What to produce — Copy every line from the material below that holds "image".

## Begin Items

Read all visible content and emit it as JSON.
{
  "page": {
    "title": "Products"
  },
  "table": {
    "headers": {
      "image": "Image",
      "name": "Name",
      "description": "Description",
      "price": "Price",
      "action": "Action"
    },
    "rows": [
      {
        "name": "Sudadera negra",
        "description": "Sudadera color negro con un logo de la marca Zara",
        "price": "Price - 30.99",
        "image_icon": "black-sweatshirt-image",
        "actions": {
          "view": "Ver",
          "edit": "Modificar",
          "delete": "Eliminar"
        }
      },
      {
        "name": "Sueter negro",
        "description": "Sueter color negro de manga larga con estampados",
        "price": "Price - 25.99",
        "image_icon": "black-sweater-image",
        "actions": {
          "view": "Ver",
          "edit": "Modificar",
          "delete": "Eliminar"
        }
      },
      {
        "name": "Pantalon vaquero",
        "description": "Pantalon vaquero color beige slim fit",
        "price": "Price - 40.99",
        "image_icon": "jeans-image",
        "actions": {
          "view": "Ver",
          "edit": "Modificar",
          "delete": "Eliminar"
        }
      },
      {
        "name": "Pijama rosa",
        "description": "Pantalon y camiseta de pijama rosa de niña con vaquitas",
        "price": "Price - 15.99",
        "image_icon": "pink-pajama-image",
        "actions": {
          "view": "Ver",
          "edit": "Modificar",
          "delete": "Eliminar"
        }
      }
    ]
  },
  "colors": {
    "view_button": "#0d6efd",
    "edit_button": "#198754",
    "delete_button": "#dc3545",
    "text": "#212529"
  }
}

## End Items

Right answer —
      "image": "Image",
        "image_icon": "black-sweatshirt-image",
        "image_icon": "black-sweater-image",
        "image_icon": "jeans-image",
        "image_icon": "pink-pajama-image",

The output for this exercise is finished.